WORK TO COMPLETE: Print every entry, word for word, and skip the images.

(begin)

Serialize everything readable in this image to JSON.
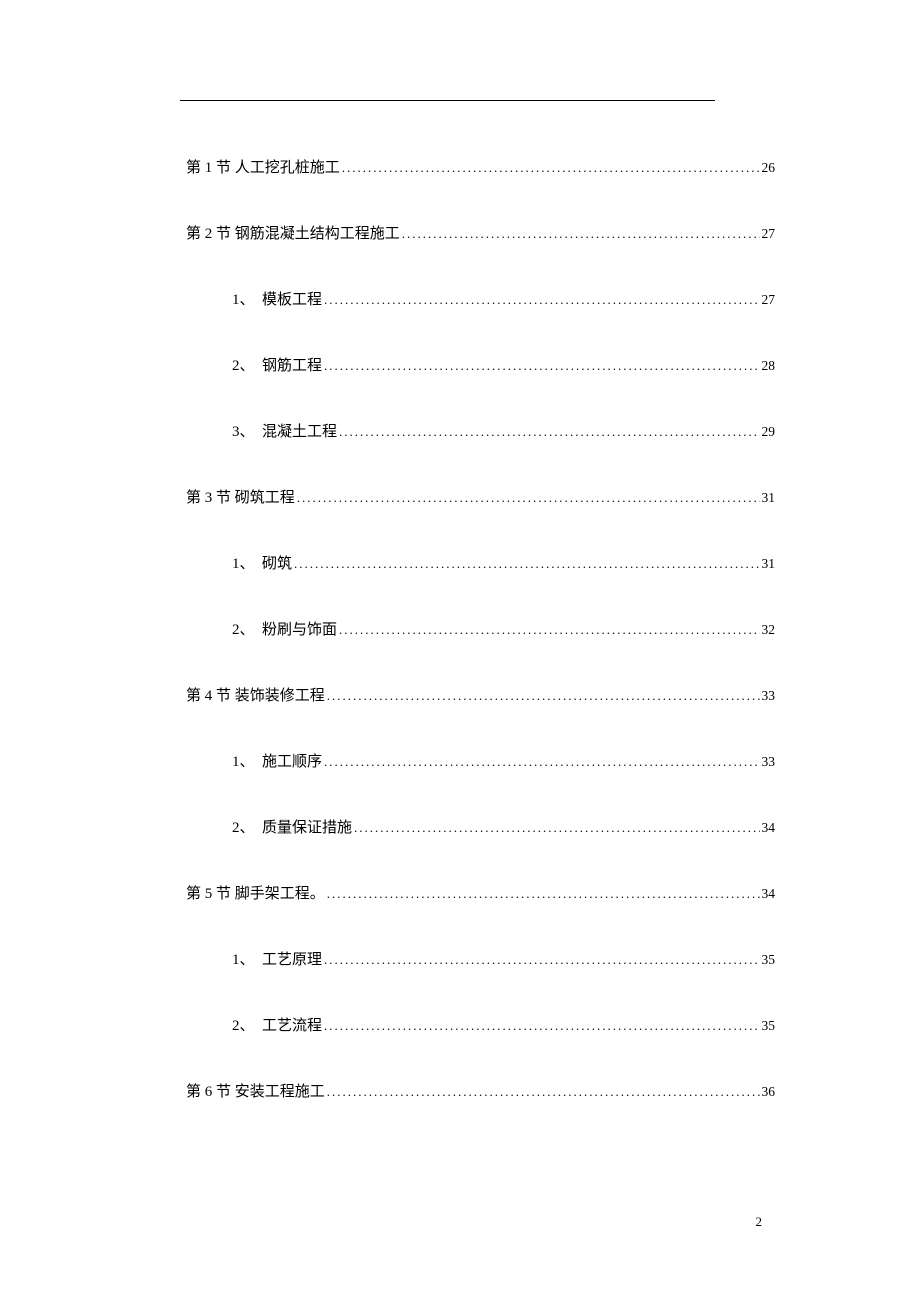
{
  "toc": [
    {
      "level": 1,
      "label": "第 1 节  人工挖孔桩施工",
      "page": "26"
    },
    {
      "level": 1,
      "label": "第 2 节  钢筋混凝土结构工程施工",
      "page": "27"
    },
    {
      "level": 2,
      "label": "1、　模板工程",
      "page": "27"
    },
    {
      "level": 2,
      "label": "2、　钢筋工程",
      "page": "28"
    },
    {
      "level": 2,
      "label": "3、　混凝土工程",
      "page": "29"
    },
    {
      "level": 1,
      "label": "第 3 节  砌筑工程",
      "page": "31"
    },
    {
      "level": 2,
      "label": "1、　砌筑",
      "page": "31"
    },
    {
      "level": 2,
      "label": "2、　粉刷与饰面",
      "page": "32"
    },
    {
      "level": 1,
      "label": "第 4 节  装饰装修工程",
      "page": "33"
    },
    {
      "level": 2,
      "label": "1、　施工顺序",
      "page": "33"
    },
    {
      "level": 2,
      "label": "2、　质量保证措施",
      "page": "34"
    },
    {
      "level": 1,
      "label": "第 5 节  脚手架工程。",
      "page": "34"
    },
    {
      "level": 2,
      "label": "1、　工艺原理",
      "page": "35"
    },
    {
      "level": 2,
      "label": "2、　工艺流程",
      "page": "35"
    },
    {
      "level": 1,
      "label": "第 6 节  安装工程施工",
      "page": "36"
    }
  ],
  "footer_page": "2"
}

(end)

ANSWER TO THIS TASK:
Serialize everything readable in this image to JSON.
{
  "toc": [
    {
      "level": 1,
      "label": "第 1 节  人工挖孔桩施工",
      "page": "26"
    },
    {
      "level": 1,
      "label": "第 2 节  钢筋混凝土结构工程施工",
      "page": "27"
    },
    {
      "level": 2,
      "label": "1、　模板工程",
      "page": "27"
    },
    {
      "level": 2,
      "label": "2、　钢筋工程",
      "page": "28"
    },
    {
      "level": 2,
      "label": "3、　混凝土工程",
      "page": "29"
    },
    {
      "level": 1,
      "label": "第 3 节  砌筑工程",
      "page": "31"
    },
    {
      "level": 2,
      "label": "1、　砌筑",
      "page": "31"
    },
    {
      "level": 2,
      "label": "2、　粉刷与饰面",
      "page": "32"
    },
    {
      "level": 1,
      "label": "第 4 节  装饰装修工程",
      "page": "33"
    },
    {
      "level": 2,
      "label": "1、　施工顺序",
      "page": "33"
    },
    {
      "level": 2,
      "label": "2、　质量保证措施",
      "page": "34"
    },
    {
      "level": 1,
      "label": "第 5 节  脚手架工程。",
      "page": "34"
    },
    {
      "level": 2,
      "label": "1、　工艺原理",
      "page": "35"
    },
    {
      "level": 2,
      "label": "2、　工艺流程",
      "page": "35"
    },
    {
      "level": 1,
      "label": "第 6 节  安装工程施工",
      "page": "36"
    }
  ],
  "footer_page": "2"
}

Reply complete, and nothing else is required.